大学卒業後、総合職としてメーカーに就職した中本洋子なかもとようこさん(仮名)は4年弱で退職。翌年に27歳で結婚し、家事、育児に専念した後、第2子が小学校2年生に進級したのを機に、かつて勤務した会社の子会社に、契約社員として再就職した。そんな彼女に出会ったのは2003年、再就職から2年が過ぎた40歳の時だった。

「重々ご承知だと思いますが、私は均等法第一世代でありながら、能力を発揮することもできないまま、入社わずか数年で辞めた、よくあるパターンです。本人たちの忍耐力のなさなど世間から批判も受けましたが、私としては真剣に仕事と向き合ったつもりです。理想と現実のギャップに思い悩んだ末の決断だったんです。そんな自分の存在価値を示す手段が、結婚だった。当時の選択に後悔はしていません」

中本さんは取材開始早々、明瞭な口調でこちらをしっかりと見つめて言い切った。りんとした姿勢に少し圧倒された様子が、当時の取材ノートにも記載されている。

12年のブランク経て「再就職」

「再就職しようと思われた理由は何ですか?」

■ **問題文**
上の文書の一節のうち、「大学卒業後、総合職としてメー」から「12年のブランク経て「再就職」」までを、両端の語句も含めて一字も変えずに書き写しなさい。

■ **格納データ**
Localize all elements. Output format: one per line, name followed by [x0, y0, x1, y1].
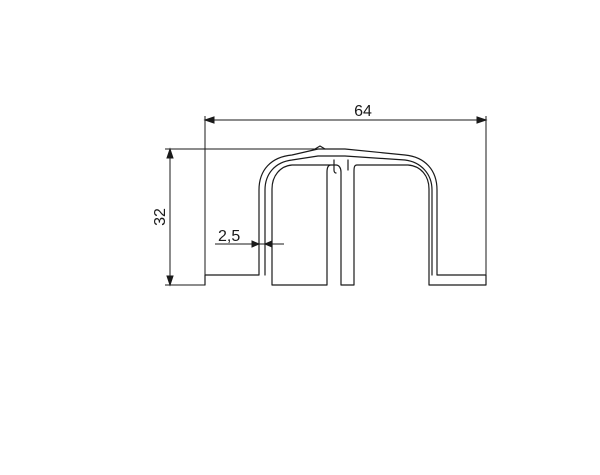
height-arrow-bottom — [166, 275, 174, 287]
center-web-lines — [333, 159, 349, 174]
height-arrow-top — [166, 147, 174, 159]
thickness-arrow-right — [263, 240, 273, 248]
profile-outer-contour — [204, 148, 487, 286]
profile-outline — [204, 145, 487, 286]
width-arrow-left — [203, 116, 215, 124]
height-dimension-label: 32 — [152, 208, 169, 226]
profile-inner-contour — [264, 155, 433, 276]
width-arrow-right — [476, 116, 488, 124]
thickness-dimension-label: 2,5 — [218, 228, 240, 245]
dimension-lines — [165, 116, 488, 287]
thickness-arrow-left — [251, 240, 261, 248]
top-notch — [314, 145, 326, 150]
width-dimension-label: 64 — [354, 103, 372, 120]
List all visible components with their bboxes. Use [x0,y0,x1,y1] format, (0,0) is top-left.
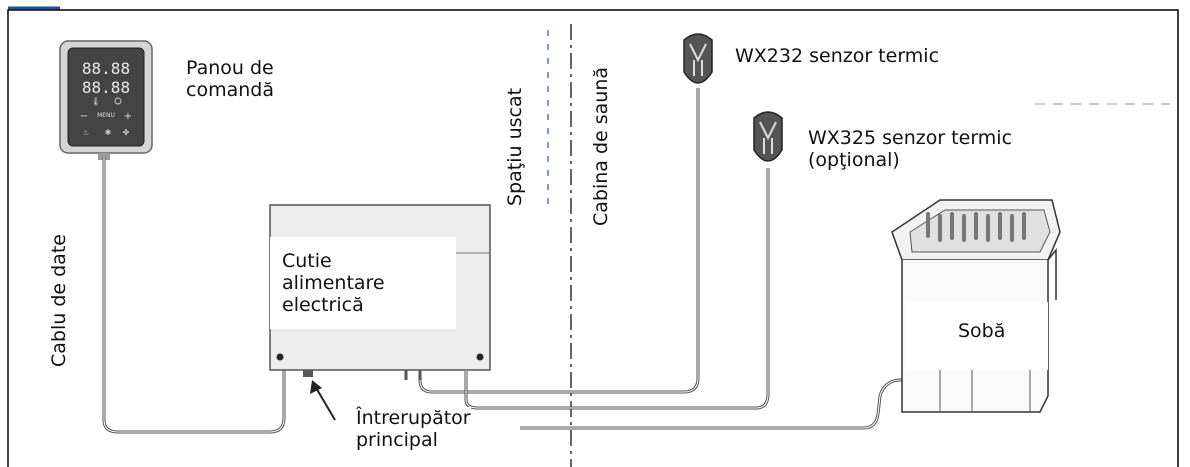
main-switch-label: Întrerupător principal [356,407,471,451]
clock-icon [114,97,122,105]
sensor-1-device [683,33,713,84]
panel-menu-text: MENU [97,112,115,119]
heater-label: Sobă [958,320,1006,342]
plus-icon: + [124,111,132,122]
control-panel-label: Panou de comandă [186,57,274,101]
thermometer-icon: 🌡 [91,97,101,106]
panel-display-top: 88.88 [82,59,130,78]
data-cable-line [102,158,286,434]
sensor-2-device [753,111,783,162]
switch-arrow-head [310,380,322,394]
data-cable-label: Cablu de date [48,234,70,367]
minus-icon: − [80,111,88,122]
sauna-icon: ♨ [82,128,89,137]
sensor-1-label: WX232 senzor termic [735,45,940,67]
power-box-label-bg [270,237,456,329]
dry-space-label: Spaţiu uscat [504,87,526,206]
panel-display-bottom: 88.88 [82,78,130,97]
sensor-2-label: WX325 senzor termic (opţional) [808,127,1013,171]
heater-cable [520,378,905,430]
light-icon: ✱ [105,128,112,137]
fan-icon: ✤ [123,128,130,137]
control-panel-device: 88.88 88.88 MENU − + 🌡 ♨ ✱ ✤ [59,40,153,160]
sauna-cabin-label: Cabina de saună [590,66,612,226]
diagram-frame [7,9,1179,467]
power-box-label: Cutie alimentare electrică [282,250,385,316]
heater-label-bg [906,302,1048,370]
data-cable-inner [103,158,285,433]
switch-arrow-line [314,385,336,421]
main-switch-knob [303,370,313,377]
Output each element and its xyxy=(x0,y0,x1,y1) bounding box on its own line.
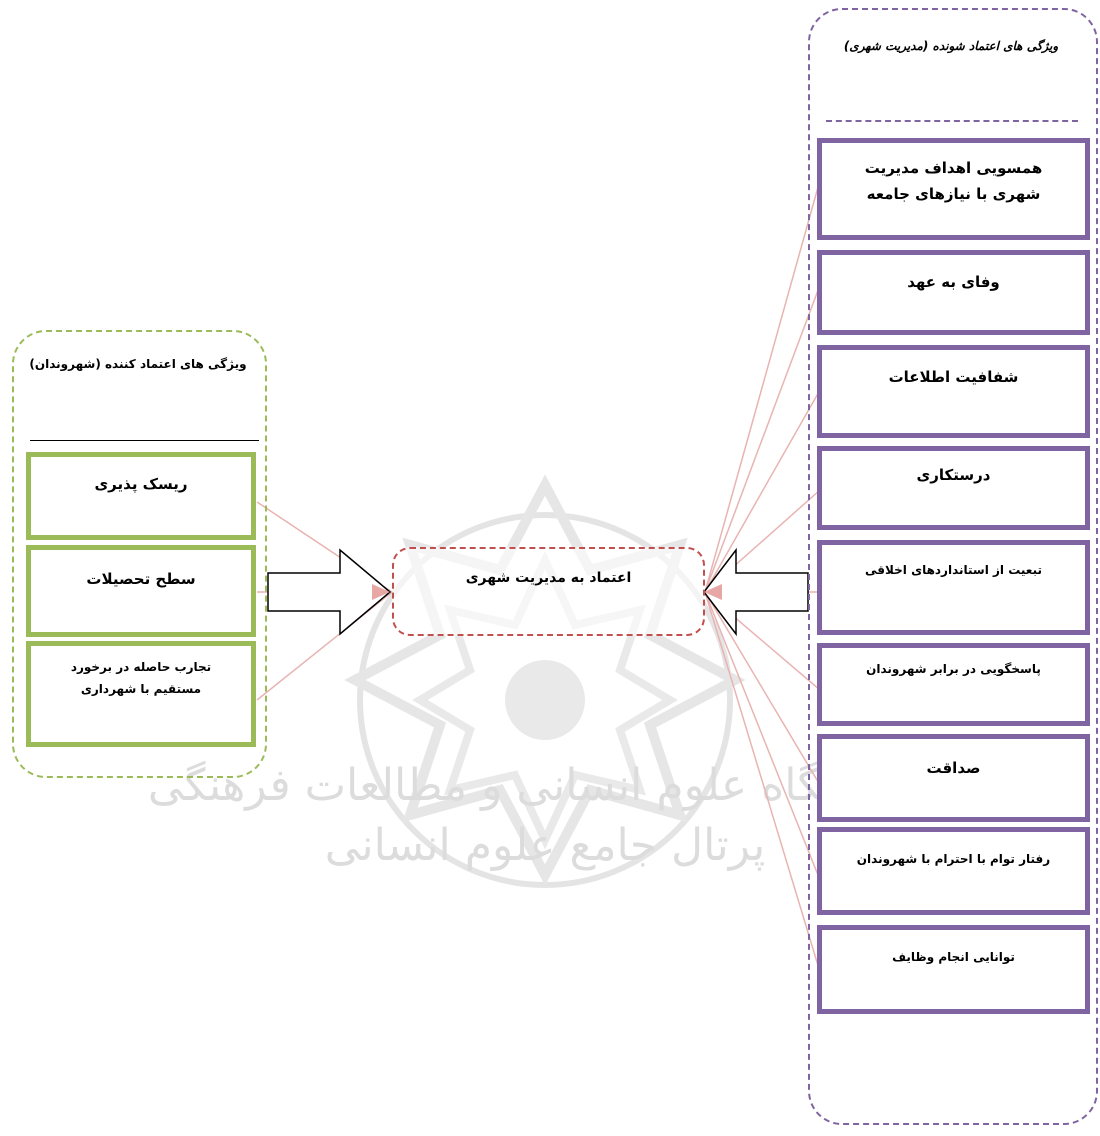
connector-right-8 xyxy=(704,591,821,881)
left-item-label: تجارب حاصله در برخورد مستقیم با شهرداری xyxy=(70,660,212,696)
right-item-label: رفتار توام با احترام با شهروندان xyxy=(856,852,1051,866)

■ **解答例**
大学卒業後、総合職としてメーカーに就職した中本洋子なかもとようこさん(仮名)は4年弱で退職。翌年に27歳で結婚し、家事、育児に専念した後、第2子が小学校2年生に進級したのを機に、かつて勤務した会社の子会社に、契約社員として再就職した。そんな彼女に出会ったのは2003年、再就職から2年が過ぎた40歳の時だった。

「重々ご承知だと思いますが、私は均等法第一世代でありながら、能力を発揮することもできないまま、入社わずか数年で辞めた、よくあるパターンです。本人たちの忍耐力のなさなど世間から批判も受けましたが、私としては真剣に仕事と向き合ったつもりです。理想と現実のギャップに思い悩んだ末の決断だったんです。そんな自分の存在価値を示す手段が、結婚だった。当時の選択に後悔はしていません」

中本さんは取材開始早々、明瞭な口調でこちらをしっかりと見つめて言い切った。りんとした姿勢に少し圧倒された様子が、当時の取材ノートにも記載されている。

12年のブランク経て「再就職」